**Teks Bacaan**:

------------------------------------------------------------------------

Mengenal Tari Doger Khas Subang, Sebuah Hadiah untuk Remaja yang Sedang Jatuh Cinta

Tarian ini diberikan untuk remaja yang sedang jatuh cinta.

Nurul Diva
Oleh Nurul Diva - Reporter
Mengenal Tari Doger Khas Subang, Sebuah Hadiah untuk Remaja yang Sedang Jatuh Cinta
Mengenal Tari Doger Khas Subang, Sebuah Hadiah untuk Remaja yang Sedang Jatuh Cinta (Merdeka.com)
Dok. Istimewa
Dok. Istimewa

Tari Doger jadi kesenian lokal khas Kabupaten Subang, Jawa Barat.

Kesenian ini memiliki gerak dengan tempo cepat, sesuai iringan musik tradisional Sunda.

Di balik ekspresifnya para penari Doger, ternyata memberikan sebuah kebahagiaan dari seorang remaja yang sedang jatuh cinta.

------------------------------------------------------------------------

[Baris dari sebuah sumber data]
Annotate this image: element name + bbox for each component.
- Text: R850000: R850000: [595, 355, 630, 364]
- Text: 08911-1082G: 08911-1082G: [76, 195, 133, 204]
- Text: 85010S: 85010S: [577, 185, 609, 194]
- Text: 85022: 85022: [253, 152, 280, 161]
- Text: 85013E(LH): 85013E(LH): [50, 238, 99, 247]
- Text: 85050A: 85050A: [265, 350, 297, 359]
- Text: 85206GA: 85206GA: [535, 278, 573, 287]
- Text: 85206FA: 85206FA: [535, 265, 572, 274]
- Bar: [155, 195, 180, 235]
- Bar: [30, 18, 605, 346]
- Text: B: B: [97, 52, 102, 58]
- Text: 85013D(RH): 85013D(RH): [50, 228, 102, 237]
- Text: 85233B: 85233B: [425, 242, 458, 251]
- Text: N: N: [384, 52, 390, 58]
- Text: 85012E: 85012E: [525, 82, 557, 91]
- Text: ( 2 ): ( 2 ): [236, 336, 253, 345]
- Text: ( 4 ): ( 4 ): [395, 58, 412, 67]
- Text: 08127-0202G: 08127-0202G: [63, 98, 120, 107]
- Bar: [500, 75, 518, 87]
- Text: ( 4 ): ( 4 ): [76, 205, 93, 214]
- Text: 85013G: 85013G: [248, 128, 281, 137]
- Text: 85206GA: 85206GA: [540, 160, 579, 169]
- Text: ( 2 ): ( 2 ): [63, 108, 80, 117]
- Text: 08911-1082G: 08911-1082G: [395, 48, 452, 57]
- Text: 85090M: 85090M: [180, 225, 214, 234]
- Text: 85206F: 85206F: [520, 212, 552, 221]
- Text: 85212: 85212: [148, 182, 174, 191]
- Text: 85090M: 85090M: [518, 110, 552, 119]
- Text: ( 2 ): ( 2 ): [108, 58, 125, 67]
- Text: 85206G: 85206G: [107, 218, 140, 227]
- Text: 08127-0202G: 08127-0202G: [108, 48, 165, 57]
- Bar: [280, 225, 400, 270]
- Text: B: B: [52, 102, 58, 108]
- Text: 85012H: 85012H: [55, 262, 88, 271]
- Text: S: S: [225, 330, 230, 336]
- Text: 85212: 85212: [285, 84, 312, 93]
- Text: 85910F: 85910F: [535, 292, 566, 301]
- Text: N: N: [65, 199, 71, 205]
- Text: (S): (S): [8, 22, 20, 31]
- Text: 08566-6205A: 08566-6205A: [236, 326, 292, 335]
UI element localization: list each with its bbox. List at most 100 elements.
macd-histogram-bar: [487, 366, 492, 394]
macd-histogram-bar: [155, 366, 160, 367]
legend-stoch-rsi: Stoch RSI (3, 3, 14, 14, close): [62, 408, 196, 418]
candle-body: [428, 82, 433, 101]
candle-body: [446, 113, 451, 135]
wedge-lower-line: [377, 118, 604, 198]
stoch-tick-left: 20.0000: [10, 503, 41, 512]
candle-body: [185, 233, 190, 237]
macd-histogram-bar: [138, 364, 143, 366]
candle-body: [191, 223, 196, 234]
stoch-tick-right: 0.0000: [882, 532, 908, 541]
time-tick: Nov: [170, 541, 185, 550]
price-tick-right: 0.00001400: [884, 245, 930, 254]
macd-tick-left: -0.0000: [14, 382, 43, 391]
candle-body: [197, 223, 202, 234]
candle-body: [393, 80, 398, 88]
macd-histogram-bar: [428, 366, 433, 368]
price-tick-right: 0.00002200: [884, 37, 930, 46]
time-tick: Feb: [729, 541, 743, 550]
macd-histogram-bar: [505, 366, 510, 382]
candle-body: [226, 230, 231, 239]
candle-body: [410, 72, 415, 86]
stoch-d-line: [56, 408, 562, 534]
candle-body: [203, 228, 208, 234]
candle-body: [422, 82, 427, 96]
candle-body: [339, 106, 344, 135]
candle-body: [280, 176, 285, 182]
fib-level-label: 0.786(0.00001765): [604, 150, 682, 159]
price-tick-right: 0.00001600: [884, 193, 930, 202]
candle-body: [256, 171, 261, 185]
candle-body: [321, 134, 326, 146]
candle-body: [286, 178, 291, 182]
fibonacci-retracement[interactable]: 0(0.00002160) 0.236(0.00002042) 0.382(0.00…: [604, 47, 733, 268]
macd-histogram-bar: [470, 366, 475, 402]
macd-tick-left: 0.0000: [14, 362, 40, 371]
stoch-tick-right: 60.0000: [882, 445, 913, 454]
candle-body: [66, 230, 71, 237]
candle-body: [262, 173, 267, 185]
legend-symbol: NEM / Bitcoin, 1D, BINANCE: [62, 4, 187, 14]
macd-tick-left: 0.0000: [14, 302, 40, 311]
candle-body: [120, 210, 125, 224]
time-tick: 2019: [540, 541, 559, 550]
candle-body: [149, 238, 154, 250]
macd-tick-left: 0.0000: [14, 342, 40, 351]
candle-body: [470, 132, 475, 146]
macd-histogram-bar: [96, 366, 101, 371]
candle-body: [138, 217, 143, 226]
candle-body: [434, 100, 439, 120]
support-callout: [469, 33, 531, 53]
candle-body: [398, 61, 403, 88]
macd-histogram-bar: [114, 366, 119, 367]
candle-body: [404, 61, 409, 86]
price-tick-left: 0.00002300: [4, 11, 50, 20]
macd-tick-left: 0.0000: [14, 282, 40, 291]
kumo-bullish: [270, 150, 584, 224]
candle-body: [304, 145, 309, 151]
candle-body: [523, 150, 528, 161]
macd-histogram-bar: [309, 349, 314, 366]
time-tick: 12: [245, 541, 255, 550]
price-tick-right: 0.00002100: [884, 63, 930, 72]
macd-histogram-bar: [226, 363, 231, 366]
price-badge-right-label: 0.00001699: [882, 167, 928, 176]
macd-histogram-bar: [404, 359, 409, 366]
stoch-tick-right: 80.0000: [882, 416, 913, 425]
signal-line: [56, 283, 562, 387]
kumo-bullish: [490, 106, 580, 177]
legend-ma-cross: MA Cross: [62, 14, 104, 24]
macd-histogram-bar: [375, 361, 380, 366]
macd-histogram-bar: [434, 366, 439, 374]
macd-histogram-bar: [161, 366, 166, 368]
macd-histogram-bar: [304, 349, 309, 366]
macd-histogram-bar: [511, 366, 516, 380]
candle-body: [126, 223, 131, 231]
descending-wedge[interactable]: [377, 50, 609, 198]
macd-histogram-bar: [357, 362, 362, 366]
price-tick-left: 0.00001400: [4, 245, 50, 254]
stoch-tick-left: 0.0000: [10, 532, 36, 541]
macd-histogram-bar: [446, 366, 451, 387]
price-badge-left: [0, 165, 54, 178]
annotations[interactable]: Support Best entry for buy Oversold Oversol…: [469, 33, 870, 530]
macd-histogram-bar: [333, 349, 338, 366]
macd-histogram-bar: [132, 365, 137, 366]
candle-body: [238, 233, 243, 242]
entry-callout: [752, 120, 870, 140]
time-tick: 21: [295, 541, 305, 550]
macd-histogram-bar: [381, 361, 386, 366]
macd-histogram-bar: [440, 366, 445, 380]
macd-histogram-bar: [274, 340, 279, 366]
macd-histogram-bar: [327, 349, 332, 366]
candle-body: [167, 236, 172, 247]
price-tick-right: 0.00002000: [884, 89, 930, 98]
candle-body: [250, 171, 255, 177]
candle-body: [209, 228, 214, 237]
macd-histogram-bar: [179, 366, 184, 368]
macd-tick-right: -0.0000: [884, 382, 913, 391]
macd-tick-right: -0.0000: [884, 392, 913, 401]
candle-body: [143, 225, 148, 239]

------------------------------------------------------------------------

**Telaah Bahan**:
1) Sebutkan semua keterangan tentang Tari Doger yang dinyatakan dalam teks tentang Tari Doger.
2) Menurut teks tentang Tari Doger, tarian itu menjadi kesenian lokal khas daerah mana?
Baris-baris data itu merupakan bahan tersendiri yang tidak berkaitan dengan teks tentang Tari Doger.

**Kunci Jawaban**:
1)
- Tari Doger merupakan kesenian lokal khas Kabupaten Subang, Jawa Barat.
- Geraknya bertempo cepat.
- Geraknya sesuai dengan iringan musik tradisional Sunda.
- Para penarinya ekspresif.
- Tarian ini diberikan untuk remaja yang sedang jatuh cinta dan memberikan kebahagiaan dari seorang remaja yang sedang jatuh cinta.

2) Kabupaten Subang, Jawa Barat.